:: Exercise data ::
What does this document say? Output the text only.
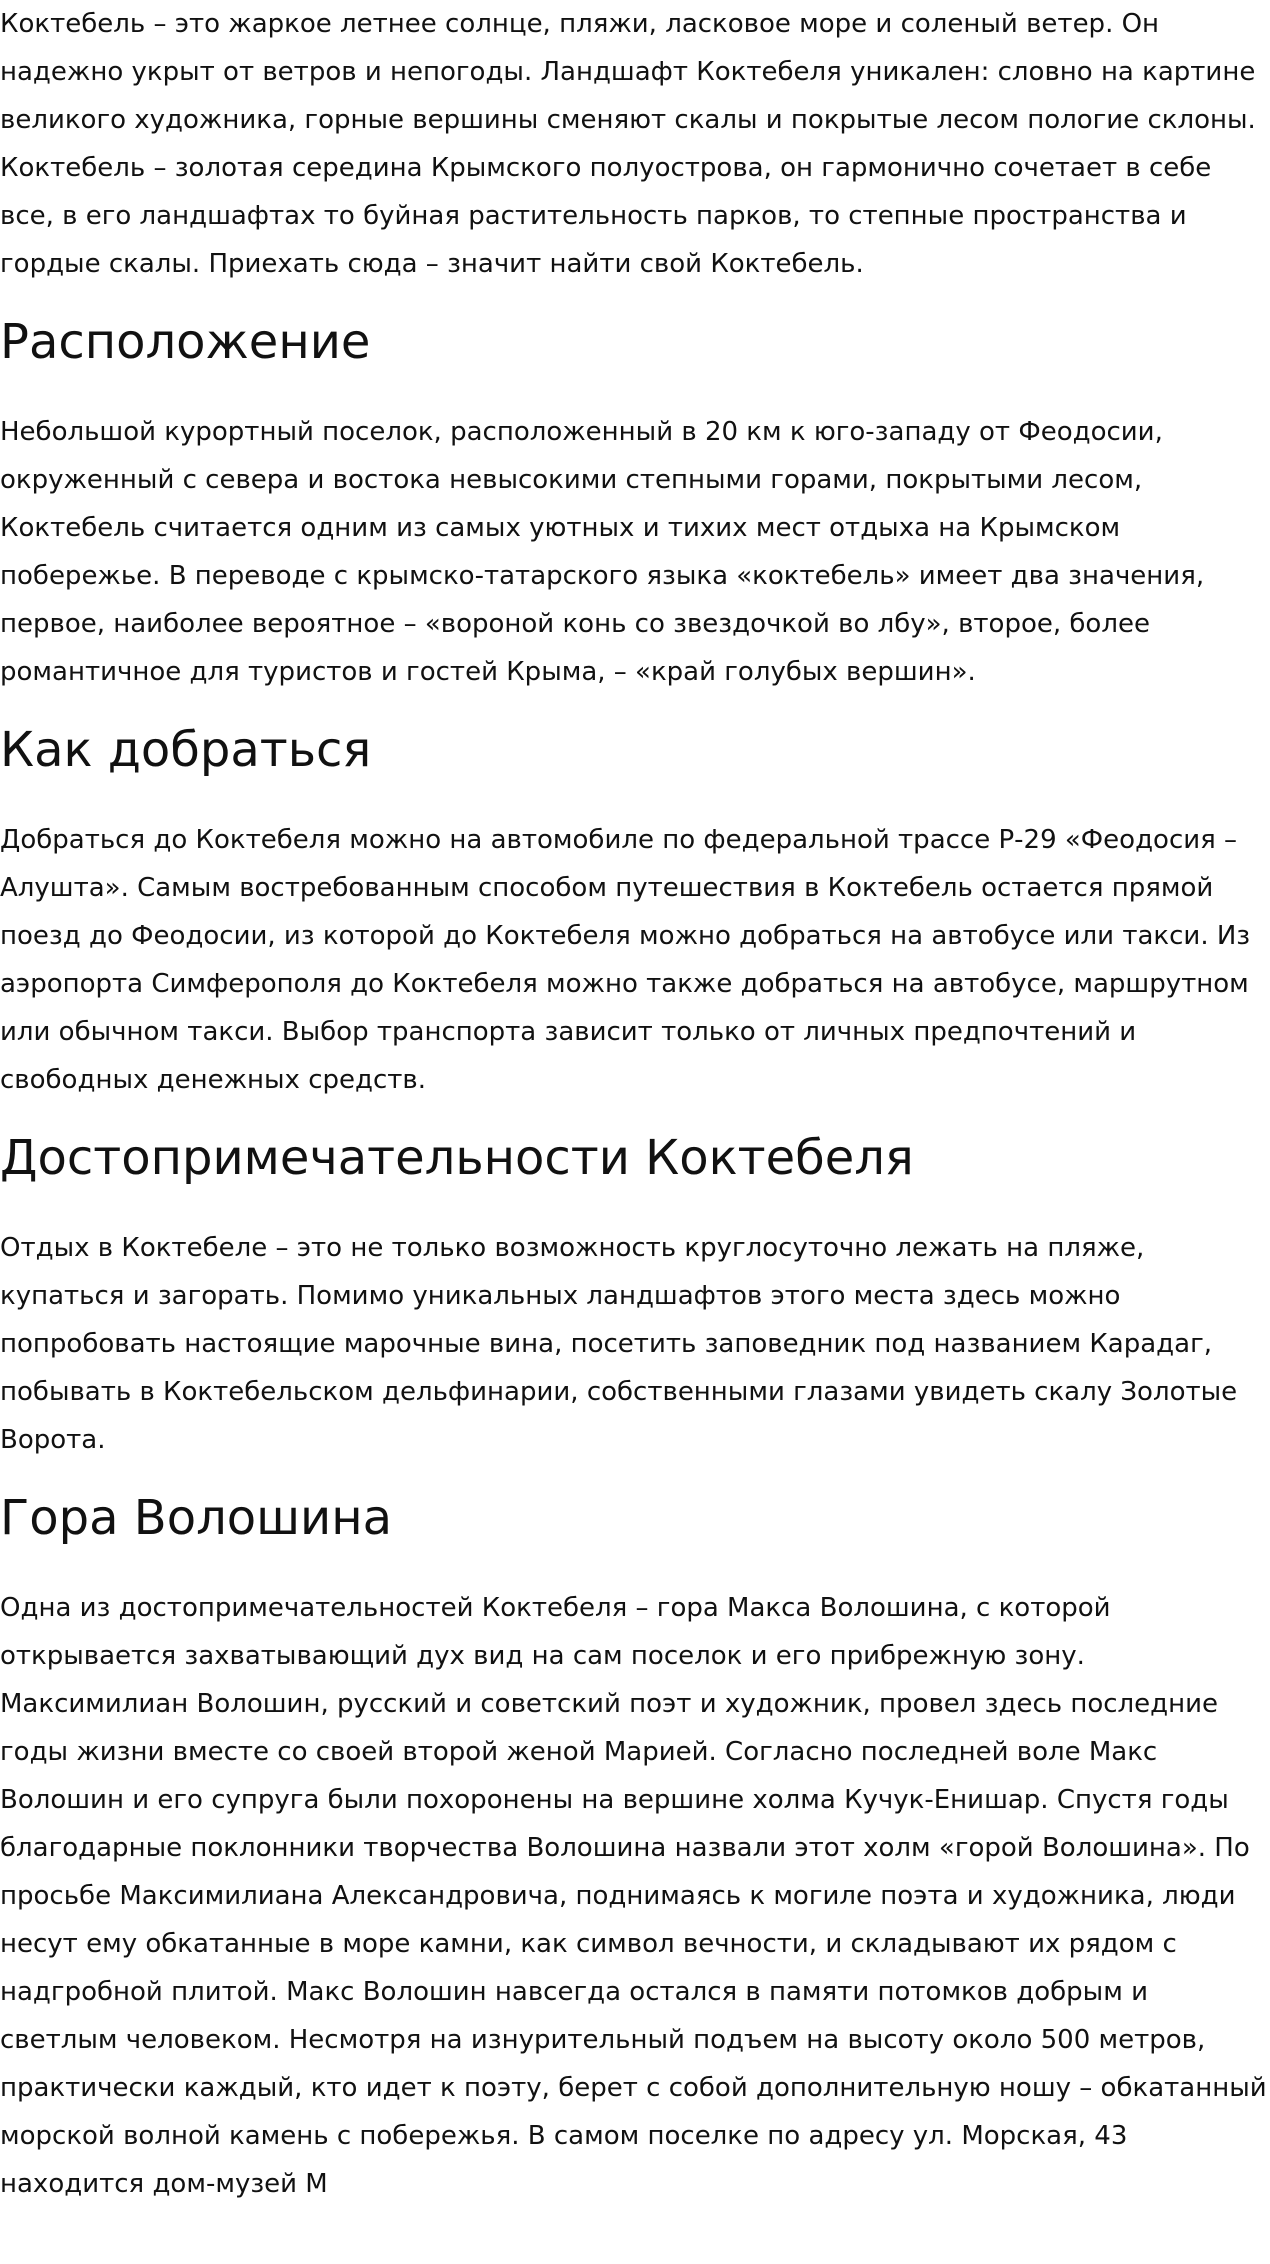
Коктебель – это жаркое летнее солнце, пляжи, ласковое море и соленый ветер. Он надежно укрыт от ветров и непогоды. Ландшафт Коктебеля уникален: словно на картине великого художника, горные вершины сменяют скалы и покрытые лесом пологие склоны. Коктебель – золотая середина Крымского полуострова, он гармонично сочетает в себе все, в его ландшафтах то буйная растительность парков, то степные пространства и гордые скалы. Приехать сюда – значит найти свой Коктебель.

Расположение

Небольшой курортный поселок, расположенный в 20 км к юго-западу от Феодосии, окруженный с севера и востока невысокими степными горами, покрытыми лесом, Коктебель считается одним из самых уютных и тихих мест отдыха на Крымском побережье. В переводе с крымско-татарского языка «коктебель» имеет два значения, первое, наиболее вероятное – «вороной конь со звездочкой во лбу», второе, более романтичное для туристов и гостей Крыма, – «край голубых вершин».

Как добраться

Добраться до Коктебеля можно на автомобиле по федеральной трассе Р-29 «Феодосия – Алушта». Самым востребованным способом путешествия в Коктебель остается прямой поезд до Феодосии, из которой до Коктебеля можно добраться на автобусе или такси. Из аэропорта Симферополя до Коктебеля можно также добраться на автобусе, маршрутном или обычном такси. Выбор транспорта зависит только от личных предпочтений и свободных денежных средств.

Достопримечательности Коктебеля

Отдых в Коктебеле – это не только возможность круглосуточно лежать на пляже, купаться и загорать. Помимо уникальных ландшафтов этого места здесь можно попробовать настоящие марочные вина, посетить заповедник под названием Карадаг, побывать в Коктебельском дельфинарии, собственными глазами увидеть скалу Золотые Ворота.

Гора Волошина

Одна из достопримечательностей Коктебеля – гора Макса Волошина, с которой открывается захватывающий дух вид на сам поселок и его прибрежную зону. Максимилиан Волошин, русский и советский поэт и художник, провел здесь последние годы жизни вместе со своей второй женой Марией. Согласно последней воле Макс Волошин и его супруга были похоронены на вершине холма Кучук-Енишар. Спустя годы благодарные поклонники творчества Волошина назвали этот холм «горой Волошина». По просьбе Максимилиана Александровича, поднимаясь к могиле поэта и художника, люди несут ему обкатанные в море камни, как символ вечности, и складывают их рядом с надгробной плитой. Макс Волошин навсегда остался в памяти потомков добрым и светлым человеком. Несмотря на изнурительный подъем на высоту около 500 метров, практически каждый, кто идет к поэту, берет с собой дополнительную ношу – обкатанный морской волной камень с побережья. В самом поселке по адресу ул. Морская, 43 находится дом-музей М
:::
__Given task__:
Omit every picture, and otherwise quote the entries exactly.

__Reply__:
What does this document say? Output the text only.
Коктебель – это жаркое летнее солнце, пляжи, ласковое море и соленый ветер. Он надежно укрыт от ветров и непогоды. Ландшафт Коктебеля уникален: словно на картине великого художника, горные вершины сменяют скалы и покрытые лесом пологие склоны. Коктебель – золотая середина Крымского полуострова, он гармонично сочетает в себе все, в его ландшафтах то буйная растительность парков, то степные пространства и гордые скалы. Приехать сюда – значит найти свой Коктебель.

Расположение

Небольшой курортный поселок, расположенный в 20 км к юго-западу от Феодосии, окруженный с севера и востока невысокими степными горами, покрытыми лесом, Коктебель считается одним из самых уютных и тихих мест отдыха на Крымском побережье. В переводе с крымско-татарского языка «коктебель» имеет два значения, первое, наиболее вероятное – «вороной конь со звездочкой во лбу», второе, более романтичное для туристов и гостей Крыма, – «край голубых вершин».

Как добраться

Добраться до Коктебеля можно на автомобиле по федеральной трассе Р-29 «Феодосия – Алушта». Самым востребованным способом путешествия в Коктебель остается прямой поезд до Феодосии, из которой до Коктебеля можно добраться на автобусе или такси. Из аэропорта Симферополя до Коктебеля можно также добраться на автобусе, маршрутном или обычном такси. Выбор транспорта зависит только от личных предпочтений и свободных денежных средств.

Достопримечательности Коктебеля

Отдых в Коктебеле – это не только возможность круглосуточно лежать на пляже, купаться и загорать. Помимо уникальных ландшафтов этого места здесь можно попробовать настоящие марочные вина, посетить заповедник под названием Карадаг, побывать в Коктебельском дельфинарии, собственными глазами увидеть скалу Золотые Ворота.

Гора Волошина

Одна из достопримечательностей Коктебеля – гора Макса Волошина, с которой открывается захватывающий дух вид на сам поселок и его прибрежную зону. Максимилиан Волошин, русский и советский поэт и художник, провел здесь последние годы жизни вместе со своей второй женой Марией. Согласно последней воле Макс Волошин и его супруга были похоронены на вершине холма Кучук-Енишар. Спустя годы благодарные поклонники творчества Волошина назвали этот холм «горой Волошина». По просьбе Максимилиана Александровича, поднимаясь к могиле поэта и художника, люди несут ему обкатанные в море камни, как символ вечности, и складывают их рядом с надгробной плитой. Макс Волошин навсегда остался в памяти потомков добрым и светлым человеком. Несмотря на изнурительный подъем на высоту около 500 метров, практически каждый, кто идет к поэту, берет с собой дополнительную ношу – обкатанный морской волной камень с побережья. В самом поселке по адресу ул. Морская, 43 находится дом-музей М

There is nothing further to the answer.